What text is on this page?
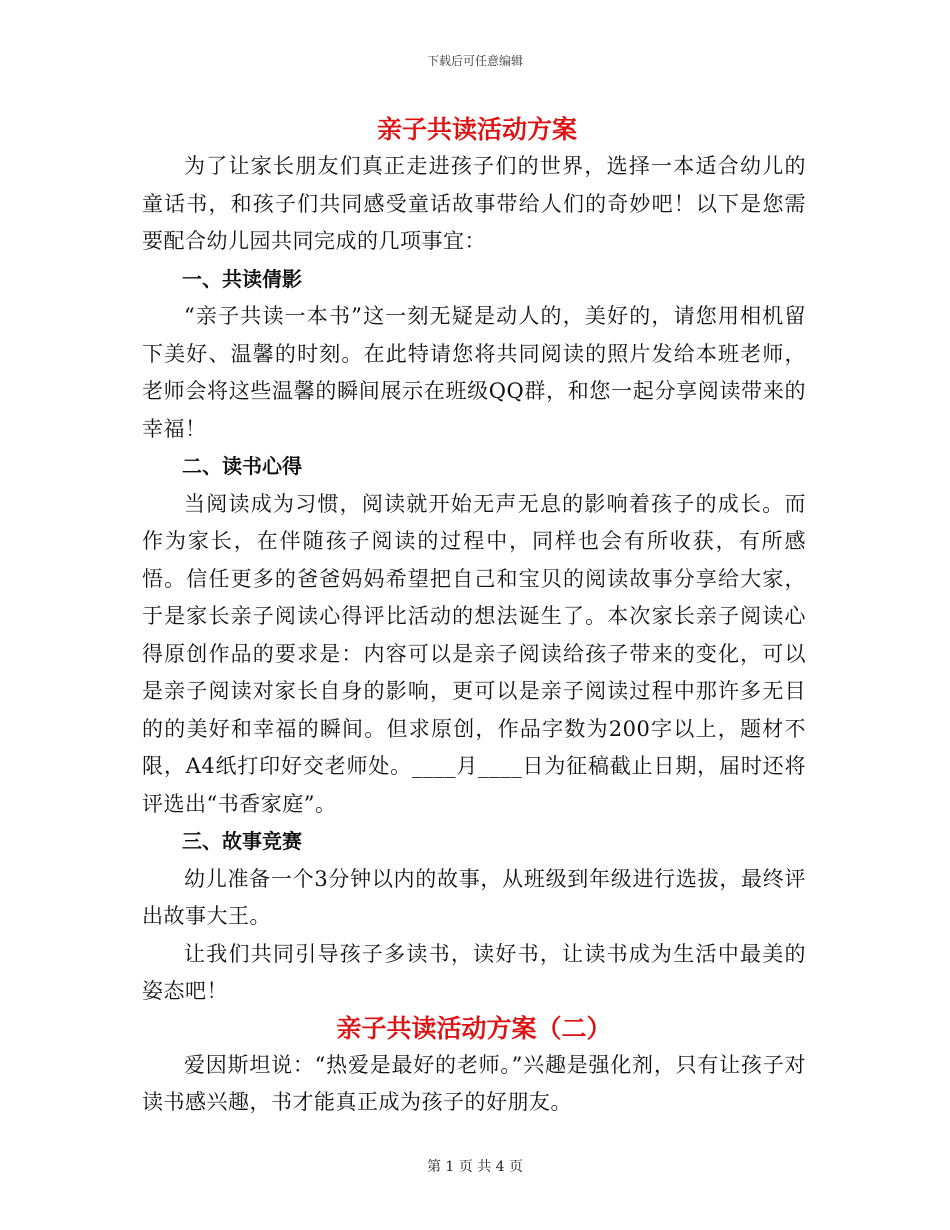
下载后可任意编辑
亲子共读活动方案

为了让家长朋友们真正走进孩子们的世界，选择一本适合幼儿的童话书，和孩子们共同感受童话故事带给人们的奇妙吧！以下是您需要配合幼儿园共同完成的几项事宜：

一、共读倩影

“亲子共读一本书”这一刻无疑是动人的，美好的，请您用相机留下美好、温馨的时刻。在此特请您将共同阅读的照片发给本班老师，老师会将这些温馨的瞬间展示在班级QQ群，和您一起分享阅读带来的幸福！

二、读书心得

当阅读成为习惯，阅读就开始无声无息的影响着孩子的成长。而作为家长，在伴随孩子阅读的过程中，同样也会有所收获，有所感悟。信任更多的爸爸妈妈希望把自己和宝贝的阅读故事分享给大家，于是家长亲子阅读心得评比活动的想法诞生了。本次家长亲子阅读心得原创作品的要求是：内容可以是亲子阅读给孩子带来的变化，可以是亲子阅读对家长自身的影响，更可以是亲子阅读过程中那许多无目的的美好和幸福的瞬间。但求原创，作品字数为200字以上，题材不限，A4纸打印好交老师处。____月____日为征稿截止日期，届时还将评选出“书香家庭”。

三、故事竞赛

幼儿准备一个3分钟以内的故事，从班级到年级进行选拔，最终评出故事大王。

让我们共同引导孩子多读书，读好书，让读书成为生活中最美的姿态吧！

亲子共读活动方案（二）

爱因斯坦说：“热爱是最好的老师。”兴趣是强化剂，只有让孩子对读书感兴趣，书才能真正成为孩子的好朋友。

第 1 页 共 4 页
===============
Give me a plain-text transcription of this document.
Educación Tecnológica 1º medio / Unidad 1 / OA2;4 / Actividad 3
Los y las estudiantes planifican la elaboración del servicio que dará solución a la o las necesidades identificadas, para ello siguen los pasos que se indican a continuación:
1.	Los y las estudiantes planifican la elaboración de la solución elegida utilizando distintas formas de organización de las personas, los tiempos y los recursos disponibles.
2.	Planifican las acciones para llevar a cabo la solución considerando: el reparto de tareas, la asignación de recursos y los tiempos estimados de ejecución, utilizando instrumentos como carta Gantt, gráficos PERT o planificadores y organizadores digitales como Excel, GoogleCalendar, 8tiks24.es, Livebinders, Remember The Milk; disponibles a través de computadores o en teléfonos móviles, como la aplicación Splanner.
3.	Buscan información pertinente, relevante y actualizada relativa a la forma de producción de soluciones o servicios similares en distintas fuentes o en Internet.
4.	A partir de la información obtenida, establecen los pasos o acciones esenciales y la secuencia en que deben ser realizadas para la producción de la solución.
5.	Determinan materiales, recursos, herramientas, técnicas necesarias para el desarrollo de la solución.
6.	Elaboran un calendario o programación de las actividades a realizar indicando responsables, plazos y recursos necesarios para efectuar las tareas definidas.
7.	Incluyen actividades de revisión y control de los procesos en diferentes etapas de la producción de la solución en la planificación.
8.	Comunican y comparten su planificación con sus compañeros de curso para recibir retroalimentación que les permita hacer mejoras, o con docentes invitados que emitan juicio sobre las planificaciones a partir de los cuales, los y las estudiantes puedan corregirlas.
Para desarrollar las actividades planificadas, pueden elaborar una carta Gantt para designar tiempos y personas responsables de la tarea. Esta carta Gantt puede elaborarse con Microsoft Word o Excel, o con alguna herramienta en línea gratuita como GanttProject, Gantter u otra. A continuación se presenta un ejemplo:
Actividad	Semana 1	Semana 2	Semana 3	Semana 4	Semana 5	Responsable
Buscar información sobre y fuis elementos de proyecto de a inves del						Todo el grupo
===============
#### Given task
Go through the records and gather the lines that hold "text".

#### Reply
What text is on this page?
Give me a plain-text transcription of this document.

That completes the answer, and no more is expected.